▶ **INSTRUCTIONS TO FOLLOW**
Copy out verbatim the records between the line containing "Detect and localize" and the line containing "column-header-tag: Tag: [1008, 172, 1049, 200]", inclusive.

** Start of ROWS **

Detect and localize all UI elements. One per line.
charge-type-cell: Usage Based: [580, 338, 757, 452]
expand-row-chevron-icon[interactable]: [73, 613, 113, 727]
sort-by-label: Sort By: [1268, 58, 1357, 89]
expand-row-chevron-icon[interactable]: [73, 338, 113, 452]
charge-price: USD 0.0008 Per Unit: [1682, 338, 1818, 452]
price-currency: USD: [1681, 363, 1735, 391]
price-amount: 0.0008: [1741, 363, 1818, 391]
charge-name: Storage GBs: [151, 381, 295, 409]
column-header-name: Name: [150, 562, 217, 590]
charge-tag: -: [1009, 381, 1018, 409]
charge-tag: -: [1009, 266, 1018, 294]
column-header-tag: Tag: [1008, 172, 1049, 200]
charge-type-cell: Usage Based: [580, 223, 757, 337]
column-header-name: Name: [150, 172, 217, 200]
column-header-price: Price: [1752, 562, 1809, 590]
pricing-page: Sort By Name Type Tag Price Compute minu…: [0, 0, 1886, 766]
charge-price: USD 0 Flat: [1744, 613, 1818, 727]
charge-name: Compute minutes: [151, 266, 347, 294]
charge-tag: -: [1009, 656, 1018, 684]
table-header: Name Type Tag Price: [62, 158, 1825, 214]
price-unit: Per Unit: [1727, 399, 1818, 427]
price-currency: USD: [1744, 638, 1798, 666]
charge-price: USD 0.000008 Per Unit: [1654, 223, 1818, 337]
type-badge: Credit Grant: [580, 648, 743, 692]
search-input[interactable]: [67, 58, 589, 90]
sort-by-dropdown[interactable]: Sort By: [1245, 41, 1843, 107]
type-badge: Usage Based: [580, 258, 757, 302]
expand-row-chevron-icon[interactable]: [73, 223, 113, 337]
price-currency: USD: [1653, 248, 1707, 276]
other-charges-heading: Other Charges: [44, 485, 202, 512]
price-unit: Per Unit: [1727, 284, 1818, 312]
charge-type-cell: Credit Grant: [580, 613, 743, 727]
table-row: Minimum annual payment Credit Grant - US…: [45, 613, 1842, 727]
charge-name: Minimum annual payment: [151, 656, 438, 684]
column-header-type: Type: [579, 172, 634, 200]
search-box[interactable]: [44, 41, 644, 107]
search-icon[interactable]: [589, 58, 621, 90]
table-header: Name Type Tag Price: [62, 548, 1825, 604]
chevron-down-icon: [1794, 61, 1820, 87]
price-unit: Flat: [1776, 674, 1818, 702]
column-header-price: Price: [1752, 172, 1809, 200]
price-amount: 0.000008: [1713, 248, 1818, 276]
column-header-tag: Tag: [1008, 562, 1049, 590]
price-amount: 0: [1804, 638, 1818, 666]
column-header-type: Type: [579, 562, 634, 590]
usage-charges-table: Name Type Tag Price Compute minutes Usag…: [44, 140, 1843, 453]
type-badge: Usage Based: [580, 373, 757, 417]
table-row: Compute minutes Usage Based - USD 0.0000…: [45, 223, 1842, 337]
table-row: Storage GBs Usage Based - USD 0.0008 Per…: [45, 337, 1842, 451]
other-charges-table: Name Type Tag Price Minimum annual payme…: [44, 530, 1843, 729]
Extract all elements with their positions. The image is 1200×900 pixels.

** End of ROWS **
** Start of ROWS **

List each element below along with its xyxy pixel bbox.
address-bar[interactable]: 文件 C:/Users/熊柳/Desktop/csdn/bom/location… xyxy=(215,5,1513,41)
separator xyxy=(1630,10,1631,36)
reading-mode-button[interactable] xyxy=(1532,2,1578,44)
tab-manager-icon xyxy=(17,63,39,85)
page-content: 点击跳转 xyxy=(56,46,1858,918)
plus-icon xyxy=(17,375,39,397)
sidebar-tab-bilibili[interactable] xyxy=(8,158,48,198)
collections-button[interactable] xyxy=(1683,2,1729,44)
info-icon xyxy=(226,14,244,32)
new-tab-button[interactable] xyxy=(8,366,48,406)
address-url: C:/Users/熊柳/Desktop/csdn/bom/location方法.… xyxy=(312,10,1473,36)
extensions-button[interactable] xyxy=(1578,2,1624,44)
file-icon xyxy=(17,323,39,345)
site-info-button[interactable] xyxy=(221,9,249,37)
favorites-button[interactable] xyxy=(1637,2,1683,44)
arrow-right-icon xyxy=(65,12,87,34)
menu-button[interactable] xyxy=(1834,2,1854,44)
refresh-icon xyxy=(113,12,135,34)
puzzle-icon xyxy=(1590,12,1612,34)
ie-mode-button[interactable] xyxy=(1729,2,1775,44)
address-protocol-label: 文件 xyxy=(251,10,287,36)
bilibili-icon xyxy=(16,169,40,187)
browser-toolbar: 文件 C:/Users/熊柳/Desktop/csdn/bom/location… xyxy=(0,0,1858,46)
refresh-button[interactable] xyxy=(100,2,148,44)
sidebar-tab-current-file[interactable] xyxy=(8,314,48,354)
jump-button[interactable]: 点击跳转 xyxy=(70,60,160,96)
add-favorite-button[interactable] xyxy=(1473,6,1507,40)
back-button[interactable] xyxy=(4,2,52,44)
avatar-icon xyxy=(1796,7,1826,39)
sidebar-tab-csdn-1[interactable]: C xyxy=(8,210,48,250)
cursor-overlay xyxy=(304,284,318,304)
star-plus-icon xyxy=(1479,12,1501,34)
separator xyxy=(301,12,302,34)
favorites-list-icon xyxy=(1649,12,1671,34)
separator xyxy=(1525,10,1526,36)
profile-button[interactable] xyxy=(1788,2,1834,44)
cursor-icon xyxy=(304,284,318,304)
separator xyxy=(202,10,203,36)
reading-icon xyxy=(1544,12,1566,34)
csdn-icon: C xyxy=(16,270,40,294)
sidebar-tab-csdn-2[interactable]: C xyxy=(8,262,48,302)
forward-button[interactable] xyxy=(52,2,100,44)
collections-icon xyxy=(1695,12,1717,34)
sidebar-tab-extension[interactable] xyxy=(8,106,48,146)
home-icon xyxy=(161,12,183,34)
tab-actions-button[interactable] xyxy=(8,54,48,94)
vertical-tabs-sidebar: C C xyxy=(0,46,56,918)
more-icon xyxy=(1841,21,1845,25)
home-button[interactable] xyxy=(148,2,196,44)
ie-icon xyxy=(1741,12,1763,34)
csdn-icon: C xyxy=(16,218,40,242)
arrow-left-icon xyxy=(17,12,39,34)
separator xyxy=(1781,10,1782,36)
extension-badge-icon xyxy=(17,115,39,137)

** End of ROWS **
** Start of ROWS **

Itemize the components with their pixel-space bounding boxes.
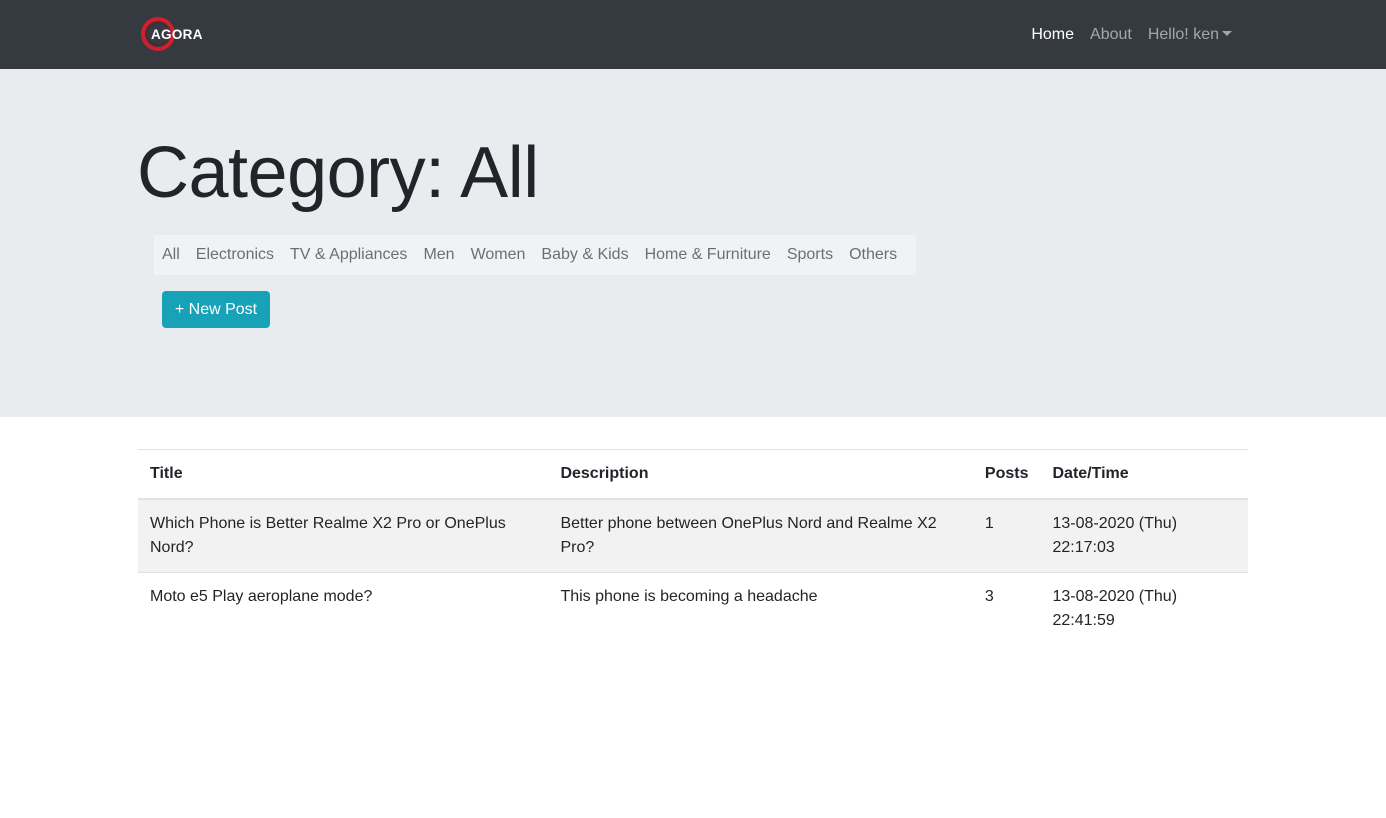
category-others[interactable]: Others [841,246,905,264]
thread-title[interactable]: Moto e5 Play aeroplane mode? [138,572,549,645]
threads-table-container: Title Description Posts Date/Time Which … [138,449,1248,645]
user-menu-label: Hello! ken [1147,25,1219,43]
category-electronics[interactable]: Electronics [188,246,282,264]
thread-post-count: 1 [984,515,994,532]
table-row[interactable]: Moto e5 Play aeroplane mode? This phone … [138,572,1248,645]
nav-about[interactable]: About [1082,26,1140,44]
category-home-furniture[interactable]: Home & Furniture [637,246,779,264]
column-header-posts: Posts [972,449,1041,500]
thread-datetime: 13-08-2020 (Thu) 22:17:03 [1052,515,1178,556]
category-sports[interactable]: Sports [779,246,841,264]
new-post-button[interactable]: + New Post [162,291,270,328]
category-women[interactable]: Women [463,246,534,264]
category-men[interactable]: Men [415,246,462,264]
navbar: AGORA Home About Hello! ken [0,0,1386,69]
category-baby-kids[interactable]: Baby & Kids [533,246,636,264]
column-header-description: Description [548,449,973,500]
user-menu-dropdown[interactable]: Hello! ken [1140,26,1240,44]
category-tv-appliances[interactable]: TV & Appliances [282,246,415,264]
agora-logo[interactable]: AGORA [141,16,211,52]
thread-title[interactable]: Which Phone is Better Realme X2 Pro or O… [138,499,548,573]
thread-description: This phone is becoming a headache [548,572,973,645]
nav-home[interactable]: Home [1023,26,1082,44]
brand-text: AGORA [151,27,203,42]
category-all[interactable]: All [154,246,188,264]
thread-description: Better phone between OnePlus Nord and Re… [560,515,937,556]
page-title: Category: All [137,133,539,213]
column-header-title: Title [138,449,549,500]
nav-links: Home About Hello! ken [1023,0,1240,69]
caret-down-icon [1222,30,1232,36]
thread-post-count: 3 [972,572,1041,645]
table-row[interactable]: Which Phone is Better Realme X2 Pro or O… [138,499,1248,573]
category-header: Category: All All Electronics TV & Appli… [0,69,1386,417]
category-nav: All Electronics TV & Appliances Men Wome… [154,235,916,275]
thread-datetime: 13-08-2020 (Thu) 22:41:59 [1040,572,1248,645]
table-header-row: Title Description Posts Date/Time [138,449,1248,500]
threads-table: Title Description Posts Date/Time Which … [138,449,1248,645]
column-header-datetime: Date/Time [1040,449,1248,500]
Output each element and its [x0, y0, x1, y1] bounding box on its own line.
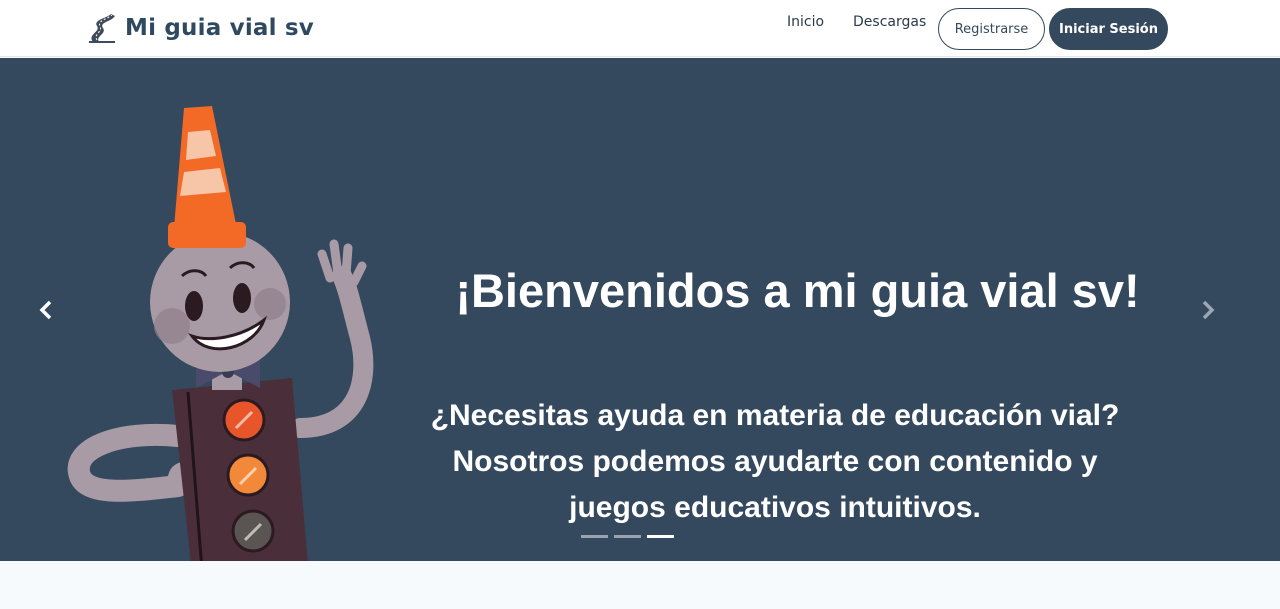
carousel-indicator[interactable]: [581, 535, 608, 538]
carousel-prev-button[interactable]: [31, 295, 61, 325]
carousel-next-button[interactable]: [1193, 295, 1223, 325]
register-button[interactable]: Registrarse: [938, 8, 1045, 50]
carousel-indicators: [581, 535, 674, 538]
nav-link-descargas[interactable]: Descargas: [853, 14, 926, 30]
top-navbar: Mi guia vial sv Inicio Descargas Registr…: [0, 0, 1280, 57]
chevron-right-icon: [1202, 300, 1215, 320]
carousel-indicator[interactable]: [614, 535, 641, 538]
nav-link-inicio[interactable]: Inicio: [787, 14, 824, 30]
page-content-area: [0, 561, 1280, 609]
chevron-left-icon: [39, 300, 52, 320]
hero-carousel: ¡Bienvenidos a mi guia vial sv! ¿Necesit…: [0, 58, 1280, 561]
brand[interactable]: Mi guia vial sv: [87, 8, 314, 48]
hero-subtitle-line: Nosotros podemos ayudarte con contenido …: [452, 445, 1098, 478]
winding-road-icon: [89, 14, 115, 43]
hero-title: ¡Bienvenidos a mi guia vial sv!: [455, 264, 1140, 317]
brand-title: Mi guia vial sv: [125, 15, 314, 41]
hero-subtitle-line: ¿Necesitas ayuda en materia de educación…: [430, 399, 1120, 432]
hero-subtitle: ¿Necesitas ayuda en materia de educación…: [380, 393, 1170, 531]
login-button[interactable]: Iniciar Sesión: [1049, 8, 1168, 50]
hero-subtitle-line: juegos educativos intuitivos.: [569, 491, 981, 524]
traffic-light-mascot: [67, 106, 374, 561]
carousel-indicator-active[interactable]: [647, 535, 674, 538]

** End of ROWS **

▶ **ANSWER TO THE TASK**
Detect and localize all UI elements. One per line.
charge-type-cell: Usage Based: [580, 338, 757, 452]
expand-row-chevron-icon[interactable]: [73, 613, 113, 727]
sort-by-label: Sort By: [1268, 58, 1357, 89]
expand-row-chevron-icon[interactable]: [73, 338, 113, 452]
charge-price: USD 0.0008 Per Unit: [1682, 338, 1818, 452]
price-currency: USD: [1681, 363, 1735, 391]
price-amount: 0.0008: [1741, 363, 1818, 391]
charge-name: Storage GBs: [151, 381, 295, 409]
column-header-name: Name: [150, 562, 217, 590]
charge-tag: -: [1009, 381, 1018, 409]
charge-tag: -: [1009, 266, 1018, 294]
column-header-tag: Tag: [1008, 172, 1049, 200]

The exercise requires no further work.